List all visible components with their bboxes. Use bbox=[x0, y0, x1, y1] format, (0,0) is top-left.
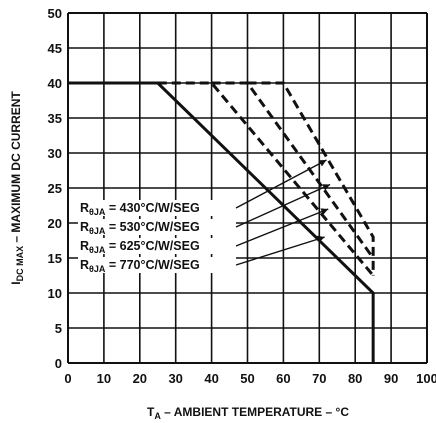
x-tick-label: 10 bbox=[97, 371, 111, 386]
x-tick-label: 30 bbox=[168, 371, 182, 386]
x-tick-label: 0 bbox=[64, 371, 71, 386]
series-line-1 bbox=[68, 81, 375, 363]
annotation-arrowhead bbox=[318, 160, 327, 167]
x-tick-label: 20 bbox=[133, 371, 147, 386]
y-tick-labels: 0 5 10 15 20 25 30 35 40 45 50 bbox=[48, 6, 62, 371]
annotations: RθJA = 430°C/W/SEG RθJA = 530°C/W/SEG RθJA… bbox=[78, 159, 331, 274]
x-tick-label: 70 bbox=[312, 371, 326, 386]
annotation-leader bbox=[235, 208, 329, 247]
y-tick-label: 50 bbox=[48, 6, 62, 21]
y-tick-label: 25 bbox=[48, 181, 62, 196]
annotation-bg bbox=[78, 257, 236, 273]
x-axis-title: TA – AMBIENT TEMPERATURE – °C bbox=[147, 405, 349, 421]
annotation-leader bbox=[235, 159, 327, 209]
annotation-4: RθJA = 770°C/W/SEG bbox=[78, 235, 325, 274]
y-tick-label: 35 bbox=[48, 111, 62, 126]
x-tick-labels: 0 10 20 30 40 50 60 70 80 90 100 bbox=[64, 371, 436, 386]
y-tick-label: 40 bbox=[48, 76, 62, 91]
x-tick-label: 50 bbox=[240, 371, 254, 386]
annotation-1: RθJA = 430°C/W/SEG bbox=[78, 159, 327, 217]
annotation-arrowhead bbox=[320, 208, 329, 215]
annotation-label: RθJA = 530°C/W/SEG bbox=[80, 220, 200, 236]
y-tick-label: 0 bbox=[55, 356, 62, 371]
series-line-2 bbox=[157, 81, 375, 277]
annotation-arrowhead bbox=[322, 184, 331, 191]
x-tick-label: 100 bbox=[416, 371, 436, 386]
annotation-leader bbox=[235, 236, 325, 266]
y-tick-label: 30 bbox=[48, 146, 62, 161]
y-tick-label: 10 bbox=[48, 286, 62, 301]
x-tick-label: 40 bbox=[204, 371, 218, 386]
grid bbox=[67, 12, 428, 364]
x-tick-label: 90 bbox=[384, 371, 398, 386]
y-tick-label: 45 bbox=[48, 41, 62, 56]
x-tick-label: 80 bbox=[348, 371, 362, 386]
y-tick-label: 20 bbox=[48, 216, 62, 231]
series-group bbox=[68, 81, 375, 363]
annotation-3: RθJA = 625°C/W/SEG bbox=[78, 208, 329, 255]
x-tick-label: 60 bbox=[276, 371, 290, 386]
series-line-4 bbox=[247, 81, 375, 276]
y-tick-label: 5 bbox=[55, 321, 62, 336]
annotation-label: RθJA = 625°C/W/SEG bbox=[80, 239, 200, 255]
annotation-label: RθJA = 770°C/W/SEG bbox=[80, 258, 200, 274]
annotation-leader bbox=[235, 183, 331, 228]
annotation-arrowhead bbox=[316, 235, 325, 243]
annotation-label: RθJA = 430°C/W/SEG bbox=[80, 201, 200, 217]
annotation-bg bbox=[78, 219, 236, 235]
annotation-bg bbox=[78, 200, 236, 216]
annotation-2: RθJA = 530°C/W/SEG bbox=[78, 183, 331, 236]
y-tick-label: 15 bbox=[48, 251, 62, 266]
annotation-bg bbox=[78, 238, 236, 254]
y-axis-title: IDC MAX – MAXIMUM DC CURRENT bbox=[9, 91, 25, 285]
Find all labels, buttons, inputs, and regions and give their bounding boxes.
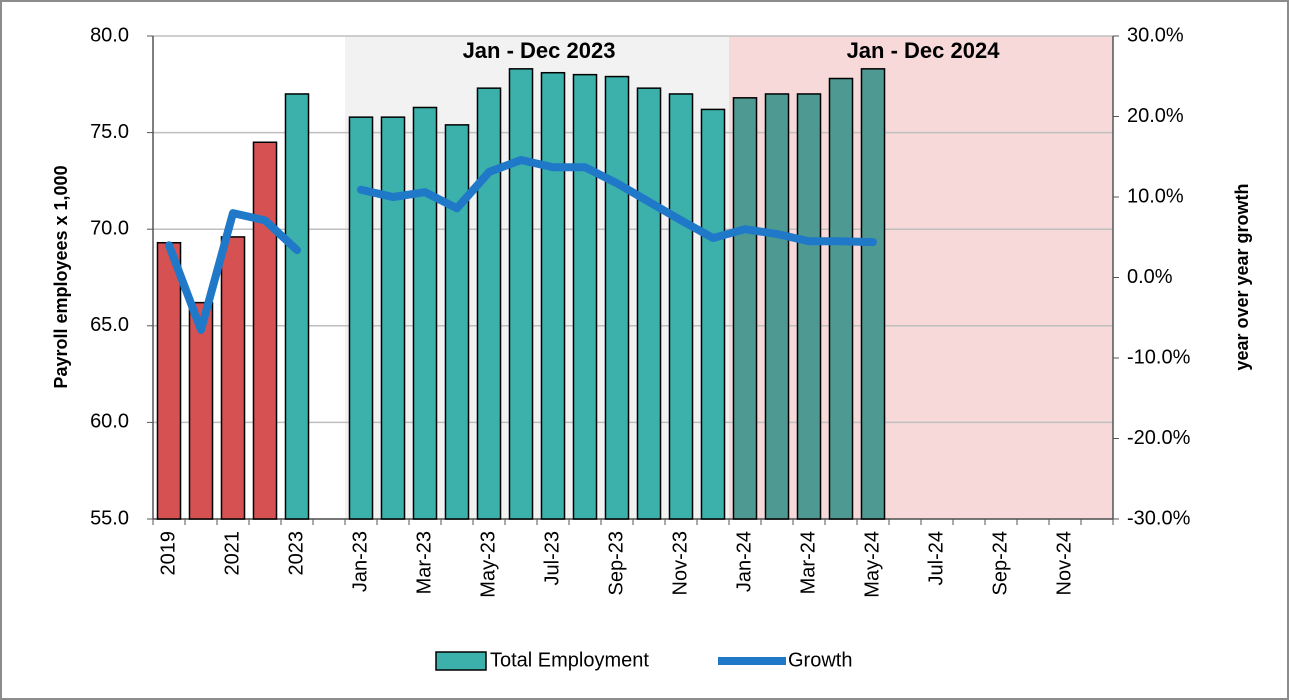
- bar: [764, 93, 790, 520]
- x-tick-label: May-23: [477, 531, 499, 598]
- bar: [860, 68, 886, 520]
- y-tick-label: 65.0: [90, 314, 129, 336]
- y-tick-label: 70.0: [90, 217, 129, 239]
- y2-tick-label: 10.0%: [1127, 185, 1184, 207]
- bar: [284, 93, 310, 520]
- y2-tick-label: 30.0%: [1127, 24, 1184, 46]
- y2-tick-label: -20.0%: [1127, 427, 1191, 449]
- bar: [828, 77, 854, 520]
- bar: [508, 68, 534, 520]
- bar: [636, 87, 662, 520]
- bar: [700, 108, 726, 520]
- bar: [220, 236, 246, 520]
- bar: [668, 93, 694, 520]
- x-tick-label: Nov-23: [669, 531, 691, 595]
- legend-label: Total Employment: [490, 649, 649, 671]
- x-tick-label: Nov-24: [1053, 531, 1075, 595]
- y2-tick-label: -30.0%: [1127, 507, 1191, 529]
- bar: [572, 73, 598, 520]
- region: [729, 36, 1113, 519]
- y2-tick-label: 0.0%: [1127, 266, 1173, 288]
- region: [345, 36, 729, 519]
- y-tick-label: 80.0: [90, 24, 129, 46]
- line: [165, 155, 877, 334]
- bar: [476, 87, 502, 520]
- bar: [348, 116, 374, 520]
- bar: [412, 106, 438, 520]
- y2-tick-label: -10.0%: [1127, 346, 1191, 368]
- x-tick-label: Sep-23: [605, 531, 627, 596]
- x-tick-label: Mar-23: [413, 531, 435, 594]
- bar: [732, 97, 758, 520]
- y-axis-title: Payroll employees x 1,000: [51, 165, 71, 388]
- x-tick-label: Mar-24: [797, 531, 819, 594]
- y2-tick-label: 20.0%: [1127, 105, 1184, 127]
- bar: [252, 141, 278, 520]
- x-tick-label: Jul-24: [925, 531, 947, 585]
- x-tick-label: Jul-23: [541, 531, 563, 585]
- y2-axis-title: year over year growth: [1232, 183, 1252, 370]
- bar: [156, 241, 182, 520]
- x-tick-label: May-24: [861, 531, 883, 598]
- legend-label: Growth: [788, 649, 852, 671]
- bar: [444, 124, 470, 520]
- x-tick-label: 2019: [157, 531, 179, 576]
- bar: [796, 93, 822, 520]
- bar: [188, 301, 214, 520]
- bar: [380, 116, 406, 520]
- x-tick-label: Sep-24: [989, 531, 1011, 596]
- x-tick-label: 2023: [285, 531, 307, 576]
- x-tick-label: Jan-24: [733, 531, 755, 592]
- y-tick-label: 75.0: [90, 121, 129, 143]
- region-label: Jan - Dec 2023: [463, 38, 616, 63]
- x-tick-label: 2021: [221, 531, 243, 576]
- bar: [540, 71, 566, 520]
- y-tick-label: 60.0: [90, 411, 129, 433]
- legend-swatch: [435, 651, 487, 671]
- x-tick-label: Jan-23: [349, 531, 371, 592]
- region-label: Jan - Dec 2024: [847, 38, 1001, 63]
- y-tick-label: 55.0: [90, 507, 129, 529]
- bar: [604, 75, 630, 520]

──────────────────────────────

Goal> Copy out every one of the records above line for line, without a single change, and do not include the pictures in your copy.

Solution to the problem>
List all visible components with their bboxes. Use bbox=[x0, y0, x1, y1] format, (0,0) is top-left.
x-tick-label: 10 bbox=[97, 371, 111, 386]
x-tick-label: 30 bbox=[168, 371, 182, 386]
x-tick-label: 0 bbox=[64, 371, 71, 386]
series-line-1 bbox=[68, 81, 375, 363]
annotation-arrowhead bbox=[318, 160, 327, 167]
x-tick-label: 20 bbox=[133, 371, 147, 386]
y-tick-labels: 0 5 10 15 20 25 30 35 40 45 50 bbox=[48, 6, 62, 371]
annotations: RθJA = 430°C/W/SEG RθJA = 530°C/W/SEG RθJA… bbox=[78, 159, 331, 274]
x-tick-label: 70 bbox=[312, 371, 326, 386]
annotation-leader bbox=[235, 208, 329, 247]
y-tick-label: 50 bbox=[48, 6, 62, 21]
y-tick-label: 25 bbox=[48, 181, 62, 196]
annotation-bg bbox=[78, 257, 236, 273]
x-axis-title: TA – AMBIENT TEMPERATURE – °C bbox=[147, 405, 349, 421]
annotation-leader bbox=[235, 159, 327, 209]
annotation-4: RθJA = 770°C/W/SEG bbox=[78, 235, 325, 274]
y-tick-label: 35 bbox=[48, 111, 62, 126]
x-tick-labels: 0 10 20 30 40 50 60 70 80 90 100 bbox=[64, 371, 436, 386]
y-tick-label: 40 bbox=[48, 76, 62, 91]
x-tick-label: 50 bbox=[240, 371, 254, 386]
annotation-1: RθJA = 430°C/W/SEG bbox=[78, 159, 327, 217]
annotation-arrowhead bbox=[320, 208, 329, 215]
annotation-label: RθJA = 530°C/W/SEG bbox=[80, 220, 200, 236]
y-tick-label: 0 bbox=[55, 356, 62, 371]
series-line-2 bbox=[157, 81, 375, 277]
annotation-arrowhead bbox=[322, 184, 331, 191]
x-tick-label: 100 bbox=[416, 371, 436, 386]
annotation-leader bbox=[235, 236, 325, 266]
y-tick-label: 30 bbox=[48, 146, 62, 161]
y-tick-label: 10 bbox=[48, 286, 62, 301]
x-tick-label: 40 bbox=[204, 371, 218, 386]
grid bbox=[67, 12, 428, 364]
x-tick-label: 90 bbox=[384, 371, 398, 386]
y-tick-label: 45 bbox=[48, 41, 62, 56]
x-tick-label: 80 bbox=[348, 371, 362, 386]
y-tick-label: 20 bbox=[48, 216, 62, 231]
series-group bbox=[68, 81, 375, 363]
annotation-3: RθJA = 625°C/W/SEG bbox=[78, 208, 329, 255]
x-tick-label: 60 bbox=[276, 371, 290, 386]
series-line-4 bbox=[247, 81, 375, 276]
y-tick-label: 5 bbox=[55, 321, 62, 336]
annotation-label: RθJA = 625°C/W/SEG bbox=[80, 239, 200, 255]
annotation-label: RθJA = 770°C/W/SEG bbox=[80, 258, 200, 274]
annotation-leader bbox=[235, 183, 331, 228]
annotation-arrowhead bbox=[316, 235, 325, 243]
annotation-label: RθJA = 430°C/W/SEG bbox=[80, 201, 200, 217]
annotation-bg bbox=[78, 219, 236, 235]
annotation-bg bbox=[78, 200, 236, 216]
annotation-2: RθJA = 530°C/W/SEG bbox=[78, 183, 331, 236]
y-tick-label: 15 bbox=[48, 251, 62, 266]
annotation-bg bbox=[78, 238, 236, 254]
y-axis-title: IDC MAX – MAXIMUM DC CURRENT bbox=[9, 91, 25, 285]
Find all labels, buttons, inputs, and regions and give their bounding boxes.
- bar: [764, 93, 790, 520]
- x-tick-label: May-23: [477, 531, 499, 598]
- bar: [860, 68, 886, 520]
- y-tick-label: 65.0: [90, 314, 129, 336]
- y-tick-label: 70.0: [90, 217, 129, 239]
- y2-tick-label: 10.0%: [1127, 185, 1184, 207]
- bar: [284, 93, 310, 520]
- y2-tick-label: 30.0%: [1127, 24, 1184, 46]
- y2-tick-label: -20.0%: [1127, 427, 1191, 449]
- bar: [828, 77, 854, 520]
- bar: [508, 68, 534, 520]
- bar: [636, 87, 662, 520]
- bar: [700, 108, 726, 520]
- bar: [220, 236, 246, 520]
- bar: [668, 93, 694, 520]
- x-tick-label: Nov-23: [669, 531, 691, 595]
- legend-label: Total Employment: [490, 649, 649, 671]
- x-tick-label: Nov-24: [1053, 531, 1075, 595]
- y2-tick-label: -30.0%: [1127, 507, 1191, 529]
- bar: [572, 73, 598, 520]
- region: [729, 36, 1113, 519]
- y2-tick-label: 0.0%: [1127, 266, 1173, 288]
- region: [345, 36, 729, 519]
- y-tick-label: 80.0: [90, 24, 129, 46]
- line: [165, 155, 877, 334]
- bar: [476, 87, 502, 520]
- bar: [348, 116, 374, 520]
- bar: [412, 106, 438, 520]
- y2-tick-label: -10.0%: [1127, 346, 1191, 368]
- x-tick-label: Sep-23: [605, 531, 627, 596]
- x-tick-label: Mar-23: [413, 531, 435, 594]
- bar: [732, 97, 758, 520]
- y-axis-title: Payroll employees x 1,000: [51, 165, 71, 388]
- x-tick-label: Mar-24: [797, 531, 819, 594]
- y2-tick-label: 20.0%: [1127, 105, 1184, 127]
- bar: [252, 141, 278, 520]
- x-tick-label: Jul-24: [925, 531, 947, 585]
- x-tick-label: Jul-23: [541, 531, 563, 585]
- y2-axis-title: year over year growth: [1232, 183, 1252, 370]
- bar: [156, 241, 182, 520]
- x-tick-label: May-24: [861, 531, 883, 598]
- legend-label: Growth: [788, 649, 852, 671]
- bar: [444, 124, 470, 520]
- x-tick-label: 2019: [157, 531, 179, 576]
- bar: [796, 93, 822, 520]
- bar: [188, 301, 214, 520]
- bar: [380, 116, 406, 520]
- x-tick-label: Sep-24: [989, 531, 1011, 596]
- x-tick-label: 2023: [285, 531, 307, 576]
- x-tick-label: Jan-24: [733, 531, 755, 592]
- y-tick-label: 75.0: [90, 121, 129, 143]
- region-label: Jan - Dec 2023: [463, 38, 616, 63]
- x-tick-label: 2021: [221, 531, 243, 576]
- bar: [540, 71, 566, 520]
- y-tick-label: 60.0: [90, 411, 129, 433]
- legend-swatch: [435, 651, 487, 671]
- x-tick-label: Jan-23: [349, 531, 371, 592]
- region-label: Jan - Dec 2024: [847, 38, 1001, 63]
- y-tick-label: 55.0: [90, 507, 129, 529]
- bar: [604, 75, 630, 520]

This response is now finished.